◆ Travail demandé
Restituez mot pour mot le passage du texte proposé qui va de « Sans complexe, je » jusqu'à « comparaison, bien entendu. ».

◆ Texte proposé

-.-.-

Sans complexe, je vais passer ci-dessous à une oeuvre photographique. Je n’instaure pas de hiérarchie dans mes billets, c’est à dire que j’aime de temps en temps présenter ce que j’aime sans vraiment me soucier de la notoriété de l’auteur (dont je ne suis pas toujours conscient parfois). J’avais été surpris par une remarque alors que j’avais juxtaposé une photo prise par un blogger et une photographie de photographe reconnu. Le blogger était surpris d’être associé, par proximité, à cet autre photographe. C’était il y quelques années mais j’ai toujours gardé cette remarque en tête. De la même façon, je ne m’impose pas de contraintes à montrer sur un même billet, une de mes photos suivie de celles d’un livre photographique magnifique. Sans pour autant essayer d’établir une comparaison, bien entendu.

La première fois, j’étais intrigué lorsque j’ai aperçu et feuilleté ce livre La deuxième fois, la fascination a commencé à prendre et le désir de l’acheter s’est fait irrésistible il y a quelques jours dans une librairie de Roppongi (Aoyama Book center pour ne pas nommer).

Dazaifu Tenmangu est un sanctaire paisible près de Fukuoka. Il fut construit en l’an 905 en mémoire de Michizane Sugawara, un homme de lettres et officiel de haut rang de l’Empereur à l’époque Heian, en exile à Dazaifu. Le sanctuaire possède un musée d’objets anciens et une petite galerie à l’intérieur. La volonté du jeune prêtre shintô du sanctuaire, Nobuhiro Nishitakatsuji, de conjuguer présent et passé l’a conduit à mettre un place un programme d’art contemporain dans cette petite galerie. Il commissionna ainsi la photographe Maiko Haruki. Elle passa 2 semaines dans le sanctuaire et ses environs boisées à prendre une série de photos présentées ensuite dans la galerie sous le nom Unify. C’était en 2007. Cette série de photographies est disponible depuis quelques années dans un recueil, Dazaifu, distribué par la galerie Taro Nasu. Maiko Haruki recevra des mains de l’architecte Toyo Ito le prix du jury au Mori Art Museum de Roppongi, lors de l’exposition collective Roppongi Crossing 2007. En guise de préface, Toyo Ito écrit:

白い闇、黒い闇、春木麻衣子の闇は世界を柔らかく包んで溶かし去る、甘美で深い闇。。。

-.-.-

◆ Données présentées

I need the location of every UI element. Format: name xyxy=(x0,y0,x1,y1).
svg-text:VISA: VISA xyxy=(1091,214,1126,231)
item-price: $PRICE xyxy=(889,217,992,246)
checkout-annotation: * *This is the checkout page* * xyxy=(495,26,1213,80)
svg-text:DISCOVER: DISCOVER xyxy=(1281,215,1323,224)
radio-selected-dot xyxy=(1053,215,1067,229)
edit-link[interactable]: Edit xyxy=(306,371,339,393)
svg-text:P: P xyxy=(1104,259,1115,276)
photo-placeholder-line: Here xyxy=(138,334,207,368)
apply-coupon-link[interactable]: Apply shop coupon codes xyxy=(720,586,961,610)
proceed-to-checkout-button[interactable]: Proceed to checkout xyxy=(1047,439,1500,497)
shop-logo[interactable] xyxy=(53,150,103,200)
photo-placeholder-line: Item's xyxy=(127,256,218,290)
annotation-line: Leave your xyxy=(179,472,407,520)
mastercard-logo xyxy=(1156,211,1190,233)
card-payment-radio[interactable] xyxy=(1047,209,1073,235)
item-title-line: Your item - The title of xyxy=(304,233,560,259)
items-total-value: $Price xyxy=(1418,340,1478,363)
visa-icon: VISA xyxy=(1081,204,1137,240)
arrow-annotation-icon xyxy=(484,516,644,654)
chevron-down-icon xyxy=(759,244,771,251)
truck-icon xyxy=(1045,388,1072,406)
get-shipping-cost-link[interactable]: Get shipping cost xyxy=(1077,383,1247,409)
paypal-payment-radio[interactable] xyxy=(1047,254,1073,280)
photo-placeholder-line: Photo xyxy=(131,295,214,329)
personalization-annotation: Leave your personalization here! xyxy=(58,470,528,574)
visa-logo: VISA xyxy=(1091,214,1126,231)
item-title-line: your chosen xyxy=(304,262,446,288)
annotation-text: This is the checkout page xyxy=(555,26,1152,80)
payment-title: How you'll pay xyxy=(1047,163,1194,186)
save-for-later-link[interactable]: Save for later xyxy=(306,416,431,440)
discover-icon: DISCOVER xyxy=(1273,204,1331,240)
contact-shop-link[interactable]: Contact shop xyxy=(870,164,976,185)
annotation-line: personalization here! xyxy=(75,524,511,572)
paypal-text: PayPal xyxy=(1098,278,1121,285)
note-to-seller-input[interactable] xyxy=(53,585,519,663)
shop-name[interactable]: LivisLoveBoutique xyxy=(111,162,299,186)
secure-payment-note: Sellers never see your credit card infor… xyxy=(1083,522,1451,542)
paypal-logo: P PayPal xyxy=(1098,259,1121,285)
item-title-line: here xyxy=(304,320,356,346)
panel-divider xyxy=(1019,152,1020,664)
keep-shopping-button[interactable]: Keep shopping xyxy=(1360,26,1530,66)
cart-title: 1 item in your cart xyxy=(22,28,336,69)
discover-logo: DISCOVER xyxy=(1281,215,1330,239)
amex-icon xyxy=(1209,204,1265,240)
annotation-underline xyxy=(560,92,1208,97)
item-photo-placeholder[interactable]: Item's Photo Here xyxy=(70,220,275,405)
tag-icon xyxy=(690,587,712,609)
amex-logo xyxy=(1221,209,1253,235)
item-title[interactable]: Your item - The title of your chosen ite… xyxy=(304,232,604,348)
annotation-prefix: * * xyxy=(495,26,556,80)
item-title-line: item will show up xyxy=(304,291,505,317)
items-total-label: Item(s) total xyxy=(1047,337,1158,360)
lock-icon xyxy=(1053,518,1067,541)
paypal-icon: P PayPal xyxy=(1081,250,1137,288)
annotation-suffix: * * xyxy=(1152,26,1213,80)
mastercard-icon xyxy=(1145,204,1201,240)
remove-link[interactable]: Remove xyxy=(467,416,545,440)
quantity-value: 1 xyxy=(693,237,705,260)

-.-.-

◆ Réponse complète
Sans complexe, je vais passer ci-dessous à une oeuvre photographique. Je n’instaure pas de hiérarchie dans mes billets, c’est à dire que j’aime de temps en temps présenter ce que j’aime sans vraiment me soucier de la notoriété de l’auteur (dont je ne suis pas toujours conscient parfois). J’avais été surpris par une remarque alors que j’avais juxtaposé une photo prise par un blogger et une photographie de photographe reconnu. Le blogger était surpris d’être associé, par proximité, à cet autre photographe. C’était il y quelques années mais j’ai toujours gardé cette remarque en tête. De la même façon, je ne m’impose pas de contraintes à montrer sur un même billet, une de mes photos suivie de celles d’un livre photographique magnifique. Sans pour autant essayer d’établir une comparaison, bien entendu.